◆ **What is asked**
Find the lines below that contain the string "patrimoine". Copy each one.

* * * * * * *

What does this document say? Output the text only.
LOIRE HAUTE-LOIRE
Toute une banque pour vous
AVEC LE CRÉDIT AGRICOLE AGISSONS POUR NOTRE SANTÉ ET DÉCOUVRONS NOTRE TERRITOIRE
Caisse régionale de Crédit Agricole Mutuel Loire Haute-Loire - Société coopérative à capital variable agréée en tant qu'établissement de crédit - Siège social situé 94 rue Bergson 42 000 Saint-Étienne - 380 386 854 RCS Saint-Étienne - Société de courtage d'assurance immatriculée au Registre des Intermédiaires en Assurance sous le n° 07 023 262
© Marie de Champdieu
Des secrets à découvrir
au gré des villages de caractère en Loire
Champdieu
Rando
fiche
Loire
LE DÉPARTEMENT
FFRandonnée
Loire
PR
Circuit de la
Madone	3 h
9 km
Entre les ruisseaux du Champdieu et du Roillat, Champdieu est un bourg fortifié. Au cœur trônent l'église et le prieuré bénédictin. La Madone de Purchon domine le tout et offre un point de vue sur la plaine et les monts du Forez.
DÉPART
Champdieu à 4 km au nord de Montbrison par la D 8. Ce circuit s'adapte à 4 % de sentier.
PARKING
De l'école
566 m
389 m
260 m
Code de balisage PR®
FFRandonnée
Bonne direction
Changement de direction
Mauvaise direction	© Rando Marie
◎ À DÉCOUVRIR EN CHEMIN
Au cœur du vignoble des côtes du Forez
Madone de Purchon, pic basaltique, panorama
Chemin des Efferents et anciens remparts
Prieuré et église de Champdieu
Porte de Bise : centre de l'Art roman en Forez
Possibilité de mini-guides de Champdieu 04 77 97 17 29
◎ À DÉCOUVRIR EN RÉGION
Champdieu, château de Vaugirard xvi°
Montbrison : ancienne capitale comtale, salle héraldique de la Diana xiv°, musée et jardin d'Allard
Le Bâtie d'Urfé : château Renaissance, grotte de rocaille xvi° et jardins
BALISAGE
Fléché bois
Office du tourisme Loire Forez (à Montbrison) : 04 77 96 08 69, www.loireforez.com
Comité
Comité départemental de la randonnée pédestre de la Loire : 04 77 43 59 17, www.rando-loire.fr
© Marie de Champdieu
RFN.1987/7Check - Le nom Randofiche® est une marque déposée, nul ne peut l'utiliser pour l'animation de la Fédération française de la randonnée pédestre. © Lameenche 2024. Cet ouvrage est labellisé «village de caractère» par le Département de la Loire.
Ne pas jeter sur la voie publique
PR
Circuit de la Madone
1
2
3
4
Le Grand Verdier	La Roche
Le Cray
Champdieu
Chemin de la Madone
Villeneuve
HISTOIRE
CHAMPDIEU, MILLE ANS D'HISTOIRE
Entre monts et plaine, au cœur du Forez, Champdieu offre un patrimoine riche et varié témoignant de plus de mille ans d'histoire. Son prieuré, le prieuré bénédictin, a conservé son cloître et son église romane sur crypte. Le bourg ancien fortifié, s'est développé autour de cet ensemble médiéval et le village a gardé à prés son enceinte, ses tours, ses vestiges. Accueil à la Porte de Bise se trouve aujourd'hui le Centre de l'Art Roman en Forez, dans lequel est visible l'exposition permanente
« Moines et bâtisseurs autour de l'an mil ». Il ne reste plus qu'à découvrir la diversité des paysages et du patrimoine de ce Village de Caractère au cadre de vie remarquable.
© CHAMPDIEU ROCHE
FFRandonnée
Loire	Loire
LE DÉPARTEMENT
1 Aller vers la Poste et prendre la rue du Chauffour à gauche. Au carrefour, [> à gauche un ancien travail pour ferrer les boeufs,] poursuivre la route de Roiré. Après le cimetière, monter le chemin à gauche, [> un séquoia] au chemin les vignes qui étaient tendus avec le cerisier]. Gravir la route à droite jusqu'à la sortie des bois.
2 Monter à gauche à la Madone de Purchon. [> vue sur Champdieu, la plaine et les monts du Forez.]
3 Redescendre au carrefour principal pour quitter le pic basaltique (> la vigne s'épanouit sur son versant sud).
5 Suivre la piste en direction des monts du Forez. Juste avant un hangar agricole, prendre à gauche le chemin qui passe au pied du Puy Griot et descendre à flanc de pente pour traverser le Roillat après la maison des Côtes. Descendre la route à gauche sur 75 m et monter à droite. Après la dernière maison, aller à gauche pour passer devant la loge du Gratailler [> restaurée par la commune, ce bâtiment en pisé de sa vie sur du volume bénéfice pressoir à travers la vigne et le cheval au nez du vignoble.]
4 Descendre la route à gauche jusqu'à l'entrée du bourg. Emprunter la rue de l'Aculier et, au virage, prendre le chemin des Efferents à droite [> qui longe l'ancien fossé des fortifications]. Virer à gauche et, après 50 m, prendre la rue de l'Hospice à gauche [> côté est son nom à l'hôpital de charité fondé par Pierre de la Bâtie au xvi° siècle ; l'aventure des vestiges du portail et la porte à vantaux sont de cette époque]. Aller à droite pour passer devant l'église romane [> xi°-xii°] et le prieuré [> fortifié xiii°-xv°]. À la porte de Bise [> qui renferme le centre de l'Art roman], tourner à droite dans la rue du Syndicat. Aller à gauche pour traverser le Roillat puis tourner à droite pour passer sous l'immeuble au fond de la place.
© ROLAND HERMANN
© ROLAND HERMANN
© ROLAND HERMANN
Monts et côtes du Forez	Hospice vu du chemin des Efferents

* * * * * * *

◆ **Solution for this task**
Entre monts et plaine, au cœur du Forez, Champdieu offre un patrimoine riche et varié témoignant de plus de mille ans d'histoire. Son prieuré, le prieuré bénédictin, a conservé son cloître et son église romane sur crypte. Le bourg ancien fortifié, s'est développé autour de cet ensemble médiéval et le village a gardé à prés son enceinte, ses tours, ses vestiges. Accueil à la Porte de Bise se trouve aujourd'hui le Centre de l'Art Roman en Forez, dans lequel est visible l'exposition permanente
« Moines et bâtisseurs autour de l'an mil ». Il ne reste plus qu'à découvrir la diversité des paysages et du patrimoine de ce Village de Caractère au cadre de vie remarquable.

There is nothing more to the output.